◆ **Input**
◇ ◇ ◇ ◇ ◇

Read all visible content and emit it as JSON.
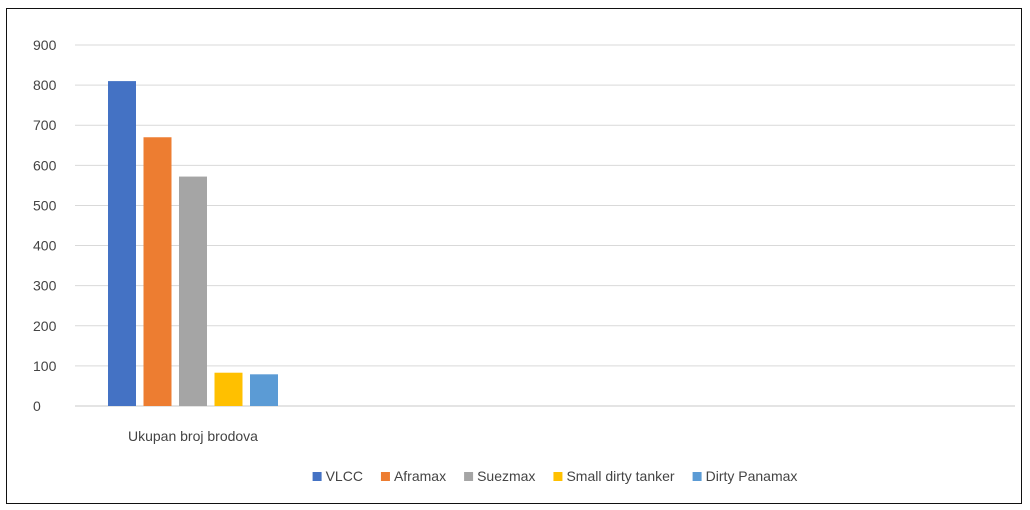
{
  "chart_data": {
    "type": "bar",
    "categories": [
      "Ukupan broj brodova"
    ],
    "series": [
      {
        "name": "VLCC",
        "values": [
          810
        ],
        "color": "#4472C4"
      },
      {
        "name": "Aframax",
        "values": [
          670
        ],
        "color": "#ED7D31"
      },
      {
        "name": "Suezmax",
        "values": [
          572
        ],
        "color": "#A5A5A5"
      },
      {
        "name": "Small dirty tanker",
        "values": [
          83
        ],
        "color": "#FFC000"
      },
      {
        "name": "Dirty Panamax",
        "values": [
          79
        ],
        "color": "#5B9BD5"
      }
    ],
    "y_ticks": [
      "0",
      "100",
      "200",
      "300",
      "400",
      "500",
      "600",
      "700",
      "800",
      "900"
    ],
    "ylim": [
      0,
      900
    ],
    "grid": true,
    "legend_position": "bottom",
    "title": "",
    "xlabel": "",
    "ylabel": ""
  }
}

◇ ◇ ◇ ◇ ◇

◆ **Required task**
Copy all the entries word for word. Omit any pictures.

◆ **Task result**
Read all visible content and emit it as JSON.
{
  "chart_data": {
    "type": "bar",
    "categories": [
      "Ukupan broj brodova"
    ],
    "series": [
      {
        "name": "VLCC",
        "values": [
          810
        ],
        "color": "#4472C4"
      },
      {
        "name": "Aframax",
        "values": [
          670
        ],
        "color": "#ED7D31"
      },
      {
        "name": "Suezmax",
        "values": [
          572
        ],
        "color": "#A5A5A5"
      },
      {
        "name": "Small dirty tanker",
        "values": [
          83
        ],
        "color": "#FFC000"
      },
      {
        "name": "Dirty Panamax",
        "values": [
          79
        ],
        "color": "#5B9BD5"
      }
    ],
    "y_ticks": [
      "0",
      "100",
      "200",
      "300",
      "400",
      "500",
      "600",
      "700",
      "800",
      "900"
    ],
    "ylim": [
      0,
      900
    ],
    "grid": true,
    "legend_position": "bottom",
    "title": "",
    "xlabel": "",
    "ylabel": ""
  }
}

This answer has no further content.